<<<<
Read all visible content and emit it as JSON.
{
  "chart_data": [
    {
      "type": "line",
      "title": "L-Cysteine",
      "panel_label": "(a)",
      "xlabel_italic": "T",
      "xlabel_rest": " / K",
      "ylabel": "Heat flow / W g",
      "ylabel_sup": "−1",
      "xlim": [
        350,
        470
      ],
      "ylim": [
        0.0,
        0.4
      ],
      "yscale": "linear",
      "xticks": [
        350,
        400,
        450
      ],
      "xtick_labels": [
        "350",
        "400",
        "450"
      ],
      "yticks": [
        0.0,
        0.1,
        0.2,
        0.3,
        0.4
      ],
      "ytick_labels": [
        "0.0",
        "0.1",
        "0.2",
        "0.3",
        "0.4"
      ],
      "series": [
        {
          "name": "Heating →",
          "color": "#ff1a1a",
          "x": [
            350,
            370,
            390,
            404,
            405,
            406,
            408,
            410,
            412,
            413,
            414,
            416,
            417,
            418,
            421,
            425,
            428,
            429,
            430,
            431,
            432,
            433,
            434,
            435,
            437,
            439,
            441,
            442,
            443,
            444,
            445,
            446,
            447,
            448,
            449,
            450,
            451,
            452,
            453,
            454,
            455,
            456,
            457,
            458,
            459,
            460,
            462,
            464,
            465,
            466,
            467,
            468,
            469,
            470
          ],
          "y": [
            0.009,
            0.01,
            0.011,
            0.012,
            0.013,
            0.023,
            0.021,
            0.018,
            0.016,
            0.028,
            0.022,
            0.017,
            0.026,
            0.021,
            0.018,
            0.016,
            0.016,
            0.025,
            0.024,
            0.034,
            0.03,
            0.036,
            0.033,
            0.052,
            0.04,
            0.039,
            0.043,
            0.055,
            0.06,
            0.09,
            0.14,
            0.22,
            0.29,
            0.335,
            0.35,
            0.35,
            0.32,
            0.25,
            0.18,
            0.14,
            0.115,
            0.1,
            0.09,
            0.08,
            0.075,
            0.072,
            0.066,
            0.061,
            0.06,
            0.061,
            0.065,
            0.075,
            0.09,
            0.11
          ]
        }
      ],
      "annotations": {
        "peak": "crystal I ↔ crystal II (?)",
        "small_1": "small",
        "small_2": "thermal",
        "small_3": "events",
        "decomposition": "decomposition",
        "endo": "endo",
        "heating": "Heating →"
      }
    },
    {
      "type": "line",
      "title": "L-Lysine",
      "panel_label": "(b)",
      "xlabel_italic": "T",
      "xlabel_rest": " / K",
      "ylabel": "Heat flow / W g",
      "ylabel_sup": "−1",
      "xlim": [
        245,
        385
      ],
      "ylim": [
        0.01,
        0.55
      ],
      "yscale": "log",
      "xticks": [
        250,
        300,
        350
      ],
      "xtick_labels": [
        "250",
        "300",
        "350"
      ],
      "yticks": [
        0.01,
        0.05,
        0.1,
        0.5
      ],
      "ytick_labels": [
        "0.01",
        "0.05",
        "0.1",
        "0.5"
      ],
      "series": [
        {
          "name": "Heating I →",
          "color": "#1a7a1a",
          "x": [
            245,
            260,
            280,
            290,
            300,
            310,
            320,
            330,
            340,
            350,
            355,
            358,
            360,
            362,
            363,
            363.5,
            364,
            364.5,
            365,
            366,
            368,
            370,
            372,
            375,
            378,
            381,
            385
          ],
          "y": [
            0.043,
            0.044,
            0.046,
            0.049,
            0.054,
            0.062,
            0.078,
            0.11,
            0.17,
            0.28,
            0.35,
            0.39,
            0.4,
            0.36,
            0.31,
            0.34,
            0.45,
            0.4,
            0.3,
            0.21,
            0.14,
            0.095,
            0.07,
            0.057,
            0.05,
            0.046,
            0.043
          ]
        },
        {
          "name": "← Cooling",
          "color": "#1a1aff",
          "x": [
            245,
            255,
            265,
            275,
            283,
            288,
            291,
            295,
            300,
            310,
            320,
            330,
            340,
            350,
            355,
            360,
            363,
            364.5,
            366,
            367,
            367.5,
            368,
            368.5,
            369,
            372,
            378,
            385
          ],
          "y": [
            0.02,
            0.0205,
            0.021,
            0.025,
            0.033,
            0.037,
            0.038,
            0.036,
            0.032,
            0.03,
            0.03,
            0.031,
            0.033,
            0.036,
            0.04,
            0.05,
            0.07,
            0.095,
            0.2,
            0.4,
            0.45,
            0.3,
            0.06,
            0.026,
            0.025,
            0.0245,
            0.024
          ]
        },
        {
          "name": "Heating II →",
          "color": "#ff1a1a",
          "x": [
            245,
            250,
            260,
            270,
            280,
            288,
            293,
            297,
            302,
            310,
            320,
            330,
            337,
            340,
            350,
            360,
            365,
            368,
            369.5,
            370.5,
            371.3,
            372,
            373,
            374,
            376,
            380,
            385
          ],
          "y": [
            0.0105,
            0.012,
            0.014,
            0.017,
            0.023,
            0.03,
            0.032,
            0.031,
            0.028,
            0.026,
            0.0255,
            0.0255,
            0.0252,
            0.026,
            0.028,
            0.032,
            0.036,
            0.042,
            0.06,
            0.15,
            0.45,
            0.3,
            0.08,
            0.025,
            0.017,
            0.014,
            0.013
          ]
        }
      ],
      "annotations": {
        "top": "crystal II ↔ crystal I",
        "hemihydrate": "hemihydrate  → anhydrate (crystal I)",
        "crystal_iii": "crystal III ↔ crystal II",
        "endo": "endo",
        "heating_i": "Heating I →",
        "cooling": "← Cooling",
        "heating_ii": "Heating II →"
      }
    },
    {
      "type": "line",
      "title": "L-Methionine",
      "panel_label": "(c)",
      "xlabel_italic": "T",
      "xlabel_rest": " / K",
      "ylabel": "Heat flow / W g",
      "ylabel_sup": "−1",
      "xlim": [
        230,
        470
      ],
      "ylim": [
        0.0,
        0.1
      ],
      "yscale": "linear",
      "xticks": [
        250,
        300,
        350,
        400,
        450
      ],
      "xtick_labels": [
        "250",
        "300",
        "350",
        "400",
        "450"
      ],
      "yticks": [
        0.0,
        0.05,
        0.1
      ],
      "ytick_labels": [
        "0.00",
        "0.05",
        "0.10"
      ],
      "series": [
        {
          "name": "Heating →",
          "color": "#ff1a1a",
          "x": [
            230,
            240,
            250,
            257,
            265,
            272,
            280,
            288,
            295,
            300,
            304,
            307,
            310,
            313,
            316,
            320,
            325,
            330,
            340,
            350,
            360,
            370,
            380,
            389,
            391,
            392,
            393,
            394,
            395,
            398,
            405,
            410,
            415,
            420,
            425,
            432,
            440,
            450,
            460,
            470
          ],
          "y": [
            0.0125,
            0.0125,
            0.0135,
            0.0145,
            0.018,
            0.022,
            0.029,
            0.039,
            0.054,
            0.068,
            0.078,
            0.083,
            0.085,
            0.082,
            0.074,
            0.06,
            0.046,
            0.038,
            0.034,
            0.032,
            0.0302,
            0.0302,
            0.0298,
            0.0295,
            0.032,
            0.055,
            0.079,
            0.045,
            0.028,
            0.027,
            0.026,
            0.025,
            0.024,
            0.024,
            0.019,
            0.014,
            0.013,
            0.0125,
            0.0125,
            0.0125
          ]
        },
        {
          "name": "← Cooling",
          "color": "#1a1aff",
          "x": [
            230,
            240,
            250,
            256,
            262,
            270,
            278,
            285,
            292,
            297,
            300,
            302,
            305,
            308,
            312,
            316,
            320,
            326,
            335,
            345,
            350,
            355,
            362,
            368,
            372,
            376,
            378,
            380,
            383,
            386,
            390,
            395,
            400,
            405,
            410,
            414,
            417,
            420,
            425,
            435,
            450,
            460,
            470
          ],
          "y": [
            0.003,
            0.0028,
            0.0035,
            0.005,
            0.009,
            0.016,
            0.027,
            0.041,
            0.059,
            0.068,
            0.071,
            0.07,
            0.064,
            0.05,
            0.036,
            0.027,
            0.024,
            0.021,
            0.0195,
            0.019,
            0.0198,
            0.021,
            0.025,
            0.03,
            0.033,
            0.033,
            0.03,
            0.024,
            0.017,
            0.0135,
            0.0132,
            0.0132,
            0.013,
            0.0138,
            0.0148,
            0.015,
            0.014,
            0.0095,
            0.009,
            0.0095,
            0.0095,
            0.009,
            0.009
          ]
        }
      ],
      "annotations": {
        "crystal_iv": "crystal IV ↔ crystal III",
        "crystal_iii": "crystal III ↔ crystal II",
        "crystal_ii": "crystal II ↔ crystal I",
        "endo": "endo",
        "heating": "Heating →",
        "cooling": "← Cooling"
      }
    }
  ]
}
>>>>
- [Task prompt]: In the records above, collect each line with "Heating".

- [Full response]:
          "name": "Heating →",
        "heating": "Heating →"
          "name": "Heating I →",
          "name": "Heating II →",
        "heating_i": "Heating I →",
        "heating_ii": "Heating II →"
          "name": "Heating →",
        "heating": "Heating →",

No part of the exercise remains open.